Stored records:

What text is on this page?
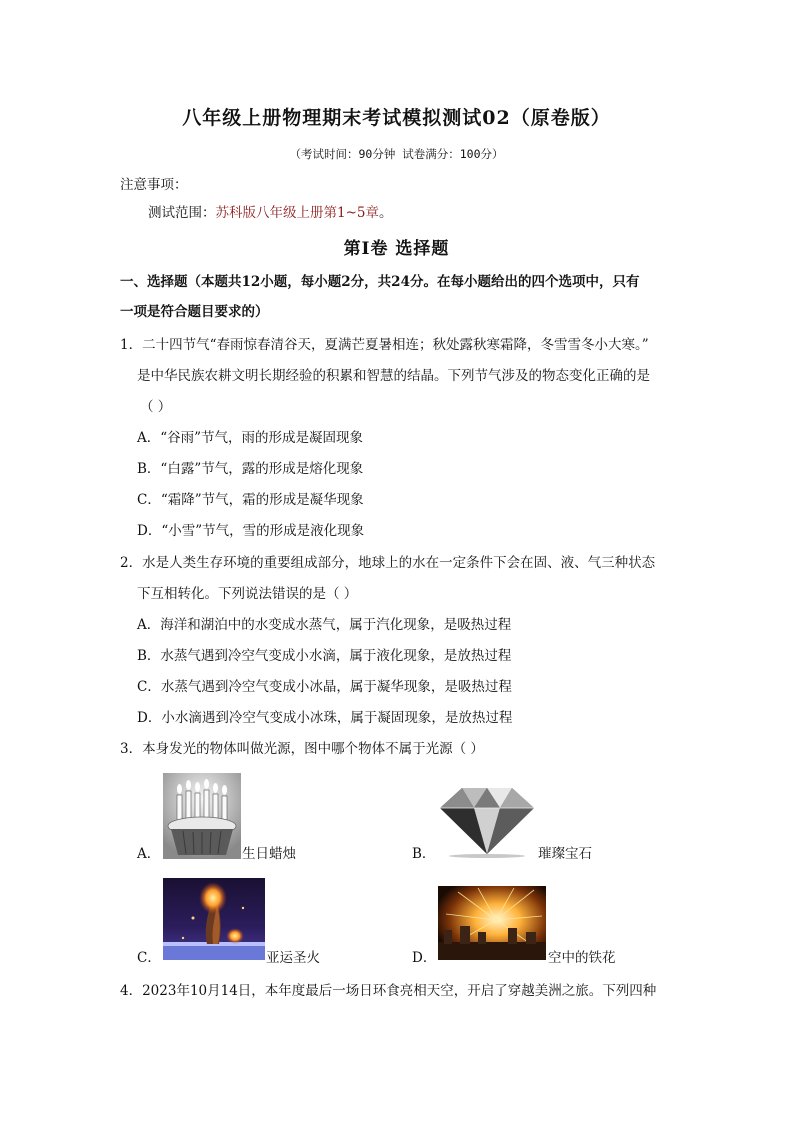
八年级上册物理期末考试模拟测试02（原卷版）
（考试时间：90分钟 试卷满分：100分）
注意事项：
测试范围：苏科版八年级上册第1~5章。
第Ⅰ卷 选择题
一、选择题（本题共12小题，每小题2分，共24分。在每小题给出的四个选项中，只有
一项是符合题目要求的）
1．二十四节气“春雨惊春清谷天，夏满芒夏暑相连；秋处露秋寒霜降，冬雪雪冬小大寒。”
是中华民族农耕文明长期经验的积累和智慧的结晶。下列节气涉及的物态变化正确的是
（ ）
A．“谷雨”节气，雨的形成是凝固现象
B．“白露”节气，露的形成是熔化现象
C．“霜降”节气，霜的形成是凝华现象
D．“小雪”节气，雪的形成是液化现象
2．水是人类生存环境的重要组成部分，地球上的水在一定条件下会在固、液、气三种状态
下互相转化。下列说法错误的是（ ）
A．海洋和湖泊中的水变成水蒸气，属于汽化现象，是吸热过程
B．水蒸气遇到冷空气变成小水滴，属于液化现象，是放热过程
C．水蒸气遇到冷空气变成小冰晶，属于凝华现象，是吸热过程
D．小水滴遇到冷空气变成小冰珠，属于凝固现象，是放热过程
3．本身发光的物体叫做光源，图中哪个物体不属于光源（ ）
A．	生日蜡烛	B．	璀璨宝石
C．	亚运圣火	D．	空中的铁花
4．2023年10月14日，本年度最后一场日环食亮相天空，开启了穿越美洲之旅。下列四种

▶ [The task]: Gather from the data above every line with the string "是放热过程".

▶ [Full output]:
B．水蒸气遇到冷空气变成小水滴，属于液化现象，是放热过程
D．小水滴遇到冷空气变成小冰珠，属于凝固现象，是放热过程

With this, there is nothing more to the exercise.